Goal: Draw out every line with the word "name" from the listing below.

Stored data:
--- start ---
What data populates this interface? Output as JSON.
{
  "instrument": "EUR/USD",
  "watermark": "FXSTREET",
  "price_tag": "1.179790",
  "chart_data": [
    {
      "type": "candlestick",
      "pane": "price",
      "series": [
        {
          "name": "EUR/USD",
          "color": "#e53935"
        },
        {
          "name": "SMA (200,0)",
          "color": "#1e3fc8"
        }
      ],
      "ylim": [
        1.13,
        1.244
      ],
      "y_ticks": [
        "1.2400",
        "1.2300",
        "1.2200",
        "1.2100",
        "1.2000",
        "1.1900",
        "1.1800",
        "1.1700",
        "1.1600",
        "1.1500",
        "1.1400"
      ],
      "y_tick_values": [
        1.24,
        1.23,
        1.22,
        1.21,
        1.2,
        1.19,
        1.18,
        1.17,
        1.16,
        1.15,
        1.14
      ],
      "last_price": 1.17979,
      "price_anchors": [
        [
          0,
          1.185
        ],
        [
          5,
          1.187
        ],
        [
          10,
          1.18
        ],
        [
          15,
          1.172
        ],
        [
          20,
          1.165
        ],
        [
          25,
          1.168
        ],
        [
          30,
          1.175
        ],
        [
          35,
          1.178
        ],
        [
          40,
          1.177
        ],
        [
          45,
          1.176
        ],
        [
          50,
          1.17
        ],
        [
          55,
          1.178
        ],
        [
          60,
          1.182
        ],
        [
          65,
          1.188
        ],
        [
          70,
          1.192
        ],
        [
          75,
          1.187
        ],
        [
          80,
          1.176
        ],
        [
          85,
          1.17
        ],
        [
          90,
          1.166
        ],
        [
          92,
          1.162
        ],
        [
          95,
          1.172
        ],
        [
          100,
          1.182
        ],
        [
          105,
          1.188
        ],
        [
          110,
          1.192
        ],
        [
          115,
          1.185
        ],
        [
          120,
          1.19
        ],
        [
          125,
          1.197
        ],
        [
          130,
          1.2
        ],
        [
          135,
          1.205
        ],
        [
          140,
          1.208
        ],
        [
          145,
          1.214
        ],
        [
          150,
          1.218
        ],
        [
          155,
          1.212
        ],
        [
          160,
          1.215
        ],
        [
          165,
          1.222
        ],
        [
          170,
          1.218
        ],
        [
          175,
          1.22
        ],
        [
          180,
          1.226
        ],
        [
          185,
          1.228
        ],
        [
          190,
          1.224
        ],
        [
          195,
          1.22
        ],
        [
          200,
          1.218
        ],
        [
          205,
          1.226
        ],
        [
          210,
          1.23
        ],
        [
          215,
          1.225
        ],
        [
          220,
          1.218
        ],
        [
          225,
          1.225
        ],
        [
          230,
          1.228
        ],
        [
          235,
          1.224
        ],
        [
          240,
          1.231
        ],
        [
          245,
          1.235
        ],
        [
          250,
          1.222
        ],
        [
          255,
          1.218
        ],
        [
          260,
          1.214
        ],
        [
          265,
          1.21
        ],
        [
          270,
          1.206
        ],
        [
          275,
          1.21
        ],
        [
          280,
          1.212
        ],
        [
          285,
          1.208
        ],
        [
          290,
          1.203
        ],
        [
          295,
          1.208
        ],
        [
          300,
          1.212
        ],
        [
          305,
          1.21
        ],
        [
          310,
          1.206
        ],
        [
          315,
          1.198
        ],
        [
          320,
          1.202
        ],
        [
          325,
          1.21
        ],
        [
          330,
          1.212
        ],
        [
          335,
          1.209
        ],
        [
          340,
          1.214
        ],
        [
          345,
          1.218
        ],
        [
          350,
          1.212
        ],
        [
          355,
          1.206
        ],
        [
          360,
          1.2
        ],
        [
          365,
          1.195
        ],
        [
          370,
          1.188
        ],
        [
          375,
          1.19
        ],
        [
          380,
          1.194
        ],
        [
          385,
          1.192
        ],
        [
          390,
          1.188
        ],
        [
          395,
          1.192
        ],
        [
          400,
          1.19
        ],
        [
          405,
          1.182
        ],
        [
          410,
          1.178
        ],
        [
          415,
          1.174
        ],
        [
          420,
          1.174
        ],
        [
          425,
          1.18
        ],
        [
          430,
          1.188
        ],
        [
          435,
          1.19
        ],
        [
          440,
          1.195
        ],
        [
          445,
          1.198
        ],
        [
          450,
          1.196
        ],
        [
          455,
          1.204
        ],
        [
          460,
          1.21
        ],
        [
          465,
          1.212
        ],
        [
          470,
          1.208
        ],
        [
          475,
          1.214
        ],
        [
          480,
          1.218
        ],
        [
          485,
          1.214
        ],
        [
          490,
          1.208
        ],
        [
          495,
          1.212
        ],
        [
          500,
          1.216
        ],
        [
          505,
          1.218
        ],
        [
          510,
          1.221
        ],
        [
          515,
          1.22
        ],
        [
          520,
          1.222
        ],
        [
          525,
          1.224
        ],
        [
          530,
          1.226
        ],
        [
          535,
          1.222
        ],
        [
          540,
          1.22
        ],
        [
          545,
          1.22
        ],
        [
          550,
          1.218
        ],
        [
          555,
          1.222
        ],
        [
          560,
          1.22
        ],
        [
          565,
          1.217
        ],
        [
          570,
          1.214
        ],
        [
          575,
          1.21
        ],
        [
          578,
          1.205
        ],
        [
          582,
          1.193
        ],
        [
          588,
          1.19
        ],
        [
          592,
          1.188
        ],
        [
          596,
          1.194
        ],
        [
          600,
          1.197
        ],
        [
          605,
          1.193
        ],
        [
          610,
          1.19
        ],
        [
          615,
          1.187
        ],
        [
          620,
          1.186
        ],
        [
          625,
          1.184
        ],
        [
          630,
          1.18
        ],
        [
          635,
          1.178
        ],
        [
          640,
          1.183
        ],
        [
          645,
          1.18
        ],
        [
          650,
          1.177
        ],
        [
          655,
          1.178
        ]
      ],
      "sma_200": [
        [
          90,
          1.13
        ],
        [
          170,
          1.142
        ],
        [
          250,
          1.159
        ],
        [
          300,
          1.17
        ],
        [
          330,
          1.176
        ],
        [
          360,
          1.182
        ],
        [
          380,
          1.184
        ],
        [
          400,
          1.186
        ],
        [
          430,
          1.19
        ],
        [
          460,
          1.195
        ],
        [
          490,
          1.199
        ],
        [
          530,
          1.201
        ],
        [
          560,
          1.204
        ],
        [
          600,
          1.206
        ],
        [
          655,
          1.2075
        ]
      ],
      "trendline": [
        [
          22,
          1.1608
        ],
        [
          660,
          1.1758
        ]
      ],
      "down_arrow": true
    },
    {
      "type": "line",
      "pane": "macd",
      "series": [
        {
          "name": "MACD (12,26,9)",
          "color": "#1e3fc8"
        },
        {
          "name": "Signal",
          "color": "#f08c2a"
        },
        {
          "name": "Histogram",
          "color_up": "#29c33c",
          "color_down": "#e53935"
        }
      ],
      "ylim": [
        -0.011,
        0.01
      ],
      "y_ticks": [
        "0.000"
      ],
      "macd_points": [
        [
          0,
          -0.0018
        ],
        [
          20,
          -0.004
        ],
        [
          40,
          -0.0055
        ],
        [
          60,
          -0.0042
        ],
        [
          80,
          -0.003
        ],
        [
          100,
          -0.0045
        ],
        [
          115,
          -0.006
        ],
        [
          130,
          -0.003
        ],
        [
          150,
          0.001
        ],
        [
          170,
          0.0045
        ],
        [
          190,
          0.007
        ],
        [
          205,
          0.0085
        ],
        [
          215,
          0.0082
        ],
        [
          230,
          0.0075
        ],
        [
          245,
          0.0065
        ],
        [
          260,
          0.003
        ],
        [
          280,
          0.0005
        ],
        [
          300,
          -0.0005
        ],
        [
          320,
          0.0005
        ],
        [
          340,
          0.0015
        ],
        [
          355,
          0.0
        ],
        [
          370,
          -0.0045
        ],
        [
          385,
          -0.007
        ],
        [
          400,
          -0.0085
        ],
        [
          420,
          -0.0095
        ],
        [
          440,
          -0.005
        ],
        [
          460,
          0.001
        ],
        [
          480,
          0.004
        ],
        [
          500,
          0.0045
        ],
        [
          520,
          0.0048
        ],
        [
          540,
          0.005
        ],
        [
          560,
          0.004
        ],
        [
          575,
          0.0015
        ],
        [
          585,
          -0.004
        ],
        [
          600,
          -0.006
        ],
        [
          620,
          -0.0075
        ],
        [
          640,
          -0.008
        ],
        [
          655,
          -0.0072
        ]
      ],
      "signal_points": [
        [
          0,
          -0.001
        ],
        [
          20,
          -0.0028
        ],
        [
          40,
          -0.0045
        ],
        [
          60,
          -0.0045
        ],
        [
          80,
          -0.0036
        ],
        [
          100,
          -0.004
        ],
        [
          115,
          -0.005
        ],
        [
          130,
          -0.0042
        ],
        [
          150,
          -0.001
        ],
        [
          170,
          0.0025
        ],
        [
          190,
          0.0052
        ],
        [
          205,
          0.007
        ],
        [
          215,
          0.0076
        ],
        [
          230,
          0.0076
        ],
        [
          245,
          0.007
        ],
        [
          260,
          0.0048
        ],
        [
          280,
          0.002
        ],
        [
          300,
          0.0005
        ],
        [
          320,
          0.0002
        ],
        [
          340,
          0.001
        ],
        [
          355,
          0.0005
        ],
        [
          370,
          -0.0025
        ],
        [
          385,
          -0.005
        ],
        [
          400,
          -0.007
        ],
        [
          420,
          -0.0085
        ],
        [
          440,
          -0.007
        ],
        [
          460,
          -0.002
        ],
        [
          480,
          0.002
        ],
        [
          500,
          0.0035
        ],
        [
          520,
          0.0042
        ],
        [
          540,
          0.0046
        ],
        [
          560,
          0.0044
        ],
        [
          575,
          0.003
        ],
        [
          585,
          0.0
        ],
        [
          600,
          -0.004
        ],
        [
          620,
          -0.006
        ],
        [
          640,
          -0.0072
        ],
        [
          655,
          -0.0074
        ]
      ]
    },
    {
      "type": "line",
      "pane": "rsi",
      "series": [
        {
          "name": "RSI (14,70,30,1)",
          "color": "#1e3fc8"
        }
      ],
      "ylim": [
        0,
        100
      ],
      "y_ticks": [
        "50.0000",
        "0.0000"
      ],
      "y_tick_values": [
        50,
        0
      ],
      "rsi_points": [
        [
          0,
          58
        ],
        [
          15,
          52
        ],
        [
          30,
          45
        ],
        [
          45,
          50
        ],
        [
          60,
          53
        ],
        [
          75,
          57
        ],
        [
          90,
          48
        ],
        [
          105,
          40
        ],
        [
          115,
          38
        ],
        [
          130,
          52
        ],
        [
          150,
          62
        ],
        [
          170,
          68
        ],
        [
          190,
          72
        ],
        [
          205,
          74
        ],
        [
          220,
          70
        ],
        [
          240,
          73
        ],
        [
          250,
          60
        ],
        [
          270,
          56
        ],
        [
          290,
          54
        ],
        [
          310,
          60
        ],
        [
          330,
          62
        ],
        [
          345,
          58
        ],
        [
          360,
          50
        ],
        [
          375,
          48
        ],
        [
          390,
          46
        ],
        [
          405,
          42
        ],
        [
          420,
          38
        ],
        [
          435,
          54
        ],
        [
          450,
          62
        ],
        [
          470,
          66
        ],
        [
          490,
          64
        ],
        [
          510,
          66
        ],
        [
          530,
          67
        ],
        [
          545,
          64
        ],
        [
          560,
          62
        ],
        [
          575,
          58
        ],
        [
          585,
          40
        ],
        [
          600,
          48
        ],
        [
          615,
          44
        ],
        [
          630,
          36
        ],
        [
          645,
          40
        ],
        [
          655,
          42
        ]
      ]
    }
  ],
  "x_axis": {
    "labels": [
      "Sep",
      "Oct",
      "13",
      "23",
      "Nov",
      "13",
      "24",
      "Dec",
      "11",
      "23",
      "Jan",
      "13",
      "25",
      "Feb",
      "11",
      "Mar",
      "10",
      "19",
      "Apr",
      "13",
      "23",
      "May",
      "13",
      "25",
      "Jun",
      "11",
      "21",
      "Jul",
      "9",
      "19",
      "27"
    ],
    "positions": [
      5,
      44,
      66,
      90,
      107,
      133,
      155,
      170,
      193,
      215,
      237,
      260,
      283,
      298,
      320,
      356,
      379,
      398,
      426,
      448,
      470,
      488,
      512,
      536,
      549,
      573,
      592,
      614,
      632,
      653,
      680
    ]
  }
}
--- end ---
Solution for this problem:
          "name": "EUR/USD",
          "name": "SMA (200,0)",
          "name": "MACD (12,26,9)",
          "name": "Signal",
          "name": "Histogram",
          "name": "RSI (14,70,30,1)",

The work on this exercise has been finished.